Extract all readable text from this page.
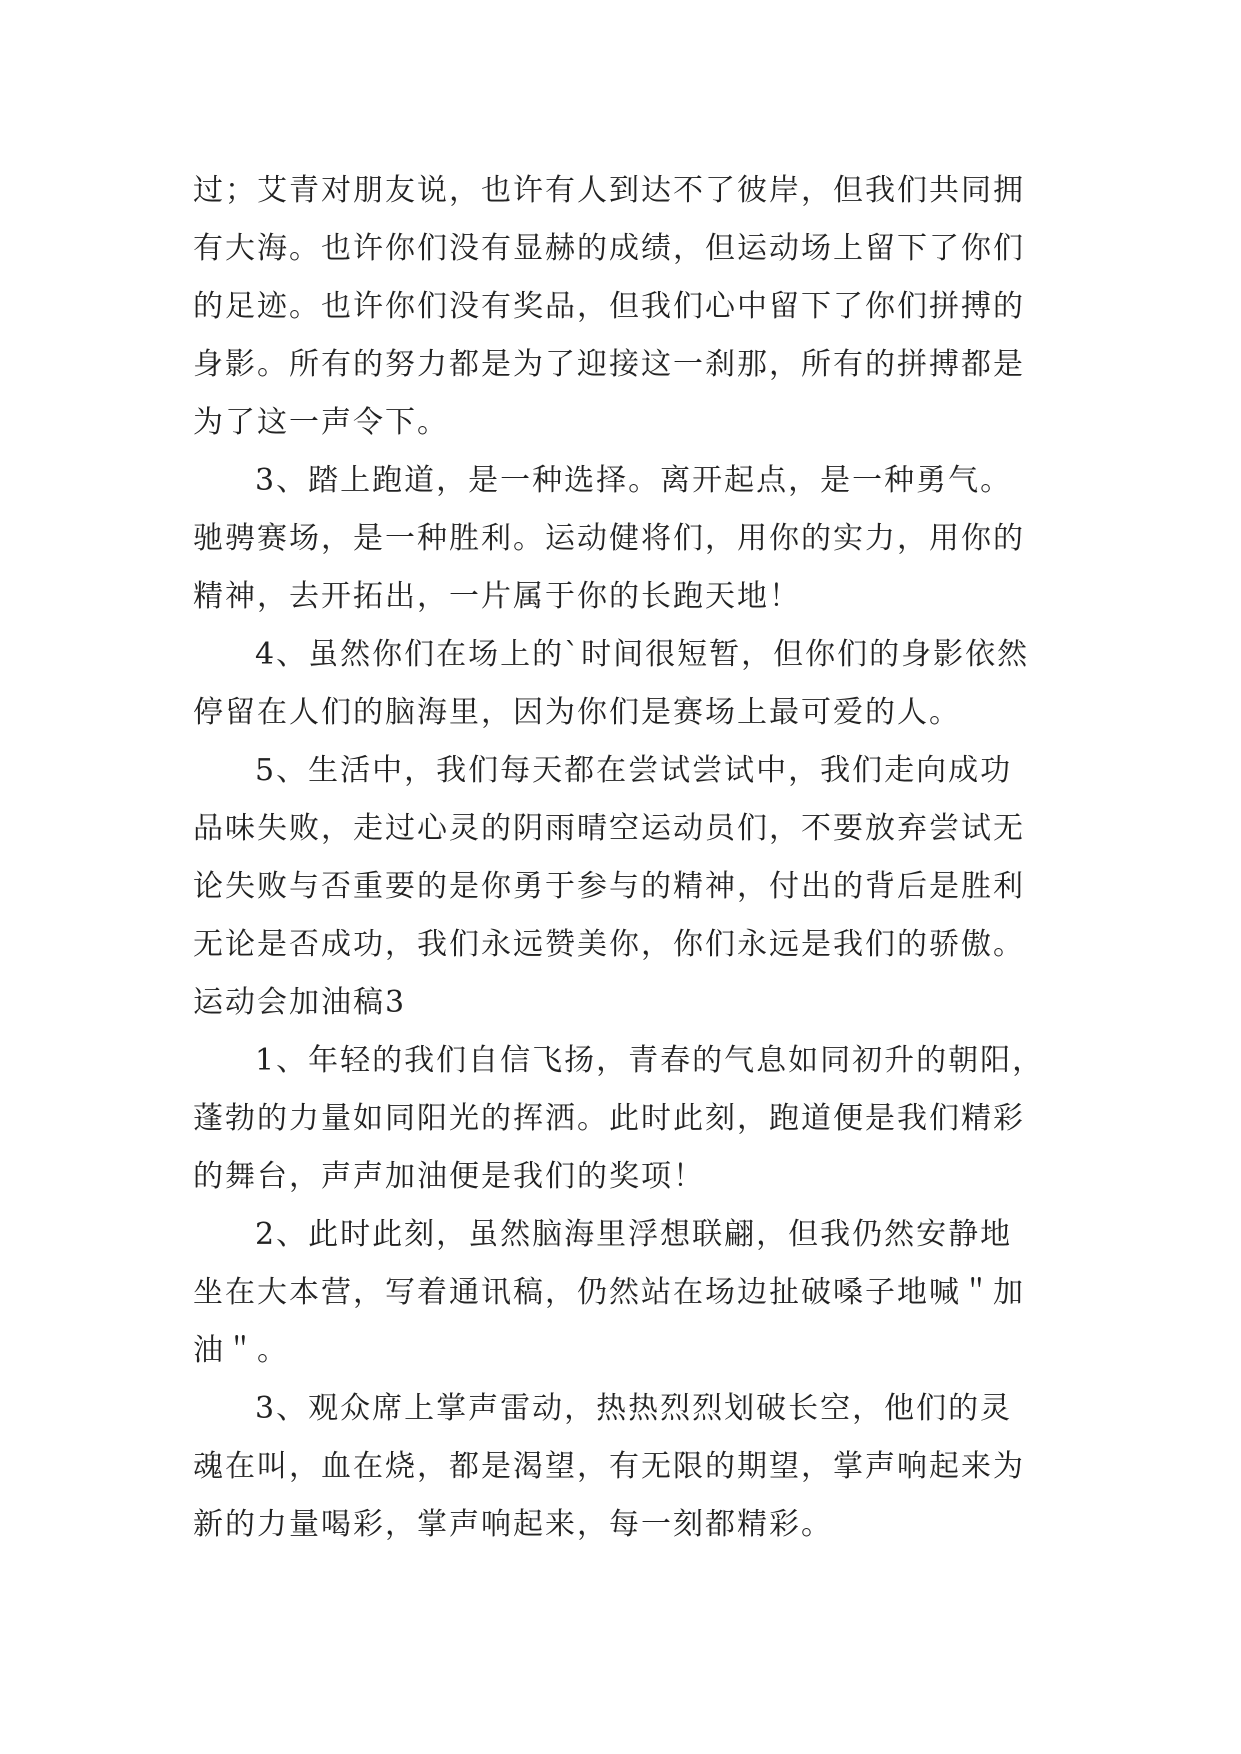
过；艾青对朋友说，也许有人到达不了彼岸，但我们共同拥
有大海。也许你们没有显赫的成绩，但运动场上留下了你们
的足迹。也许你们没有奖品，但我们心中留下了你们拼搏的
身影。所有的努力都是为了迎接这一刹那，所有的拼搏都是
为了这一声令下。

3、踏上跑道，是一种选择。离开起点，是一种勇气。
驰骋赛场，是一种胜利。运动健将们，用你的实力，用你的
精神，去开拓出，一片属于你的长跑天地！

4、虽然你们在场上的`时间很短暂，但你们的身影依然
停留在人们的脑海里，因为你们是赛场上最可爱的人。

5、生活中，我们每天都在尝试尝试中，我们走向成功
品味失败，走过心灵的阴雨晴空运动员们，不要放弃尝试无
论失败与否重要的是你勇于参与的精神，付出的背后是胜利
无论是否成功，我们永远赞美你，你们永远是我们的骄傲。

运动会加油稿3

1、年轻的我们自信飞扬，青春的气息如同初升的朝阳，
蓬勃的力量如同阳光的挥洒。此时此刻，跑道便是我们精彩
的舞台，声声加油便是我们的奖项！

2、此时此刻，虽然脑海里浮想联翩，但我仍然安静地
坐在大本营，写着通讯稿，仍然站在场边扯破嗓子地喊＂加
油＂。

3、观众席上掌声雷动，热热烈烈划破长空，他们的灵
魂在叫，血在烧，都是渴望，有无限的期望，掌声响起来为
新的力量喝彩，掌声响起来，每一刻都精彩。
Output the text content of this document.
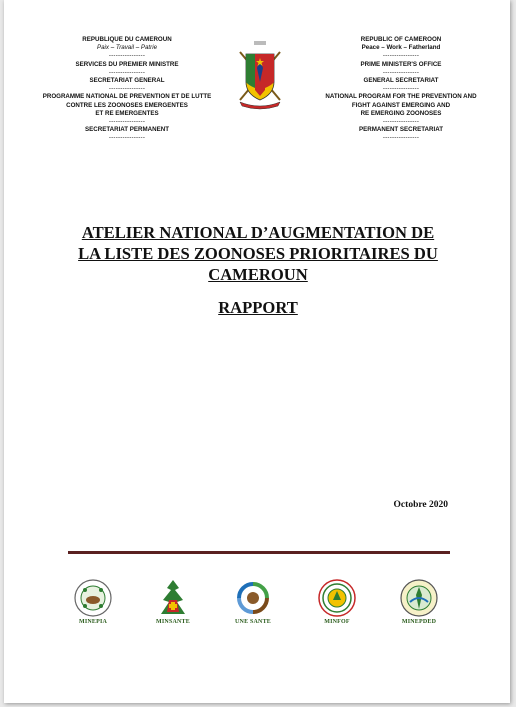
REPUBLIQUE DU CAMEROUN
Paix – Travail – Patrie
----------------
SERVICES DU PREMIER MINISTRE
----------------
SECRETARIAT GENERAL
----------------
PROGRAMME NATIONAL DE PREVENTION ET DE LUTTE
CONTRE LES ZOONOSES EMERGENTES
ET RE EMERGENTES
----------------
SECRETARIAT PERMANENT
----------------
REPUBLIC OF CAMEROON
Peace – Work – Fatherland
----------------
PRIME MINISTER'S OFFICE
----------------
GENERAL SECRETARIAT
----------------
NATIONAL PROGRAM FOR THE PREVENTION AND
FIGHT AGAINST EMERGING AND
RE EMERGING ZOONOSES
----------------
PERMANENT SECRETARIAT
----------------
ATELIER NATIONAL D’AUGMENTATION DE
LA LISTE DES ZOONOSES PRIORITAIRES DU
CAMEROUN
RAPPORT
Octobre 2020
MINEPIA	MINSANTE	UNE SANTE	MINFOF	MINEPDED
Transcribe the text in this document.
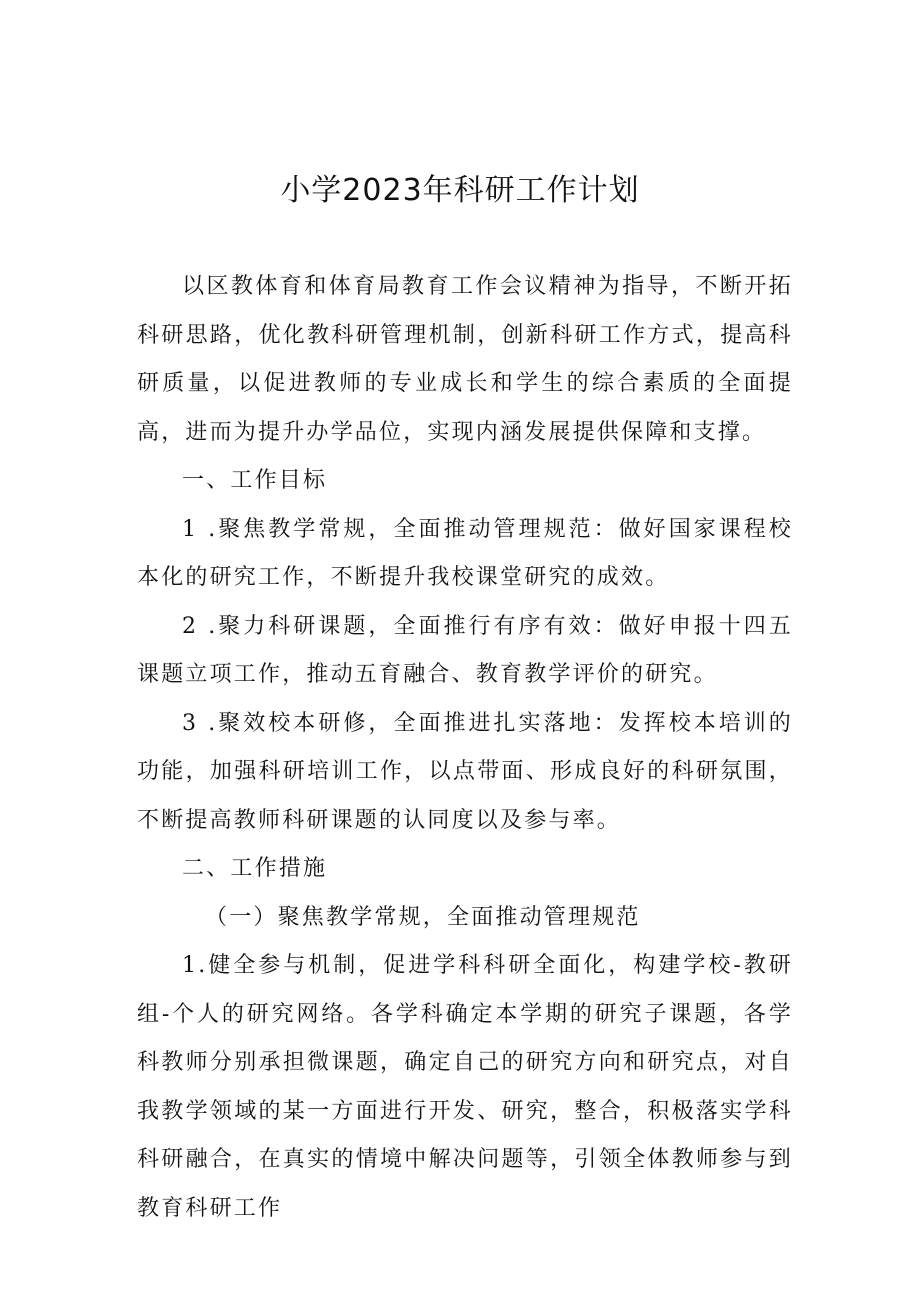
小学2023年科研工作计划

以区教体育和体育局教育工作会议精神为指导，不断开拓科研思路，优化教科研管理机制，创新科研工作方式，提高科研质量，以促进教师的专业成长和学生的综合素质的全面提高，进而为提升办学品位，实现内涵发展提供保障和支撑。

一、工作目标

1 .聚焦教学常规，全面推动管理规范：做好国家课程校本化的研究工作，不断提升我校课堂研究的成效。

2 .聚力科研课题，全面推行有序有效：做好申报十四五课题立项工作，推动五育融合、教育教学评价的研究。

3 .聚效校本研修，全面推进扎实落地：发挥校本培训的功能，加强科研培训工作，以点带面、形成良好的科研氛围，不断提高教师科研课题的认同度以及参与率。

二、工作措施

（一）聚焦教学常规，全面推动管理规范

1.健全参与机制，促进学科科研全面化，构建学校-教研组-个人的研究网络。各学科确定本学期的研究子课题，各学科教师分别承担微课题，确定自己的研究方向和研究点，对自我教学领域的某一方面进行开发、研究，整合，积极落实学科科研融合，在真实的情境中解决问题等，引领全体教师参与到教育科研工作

**Objective:**
Repeat the line containing "Transcribe the text in this document." and every line after it up to the end of the material above, exactly as they stand, minus the pictures.

**Correct result:**
Transcribe the text in this document.
小学2023年科研工作计划

以区教体育和体育局教育工作会议精神为指导，不断开拓科研思路，优化教科研管理机制，创新科研工作方式，提高科研质量，以促进教师的专业成长和学生的综合素质的全面提高，进而为提升办学品位，实现内涵发展提供保障和支撑。

一、工作目标

1 .聚焦教学常规，全面推动管理规范：做好国家课程校本化的研究工作，不断提升我校课堂研究的成效。

2 .聚力科研课题，全面推行有序有效：做好申报十四五课题立项工作，推动五育融合、教育教学评价的研究。

3 .聚效校本研修，全面推进扎实落地：发挥校本培训的功能，加强科研培训工作，以点带面、形成良好的科研氛围，不断提高教师科研课题的认同度以及参与率。

二、工作措施

（一）聚焦教学常规，全面推动管理规范

1.健全参与机制，促进学科科研全面化，构建学校-教研组-个人的研究网络。各学科确定本学期的研究子课题，各学科教师分别承担微课题，确定自己的研究方向和研究点，对自我教学领域的某一方面进行开发、研究，整合，积极落实学科科研融合，在真实的情境中解决问题等，引领全体教师参与到教育科研工作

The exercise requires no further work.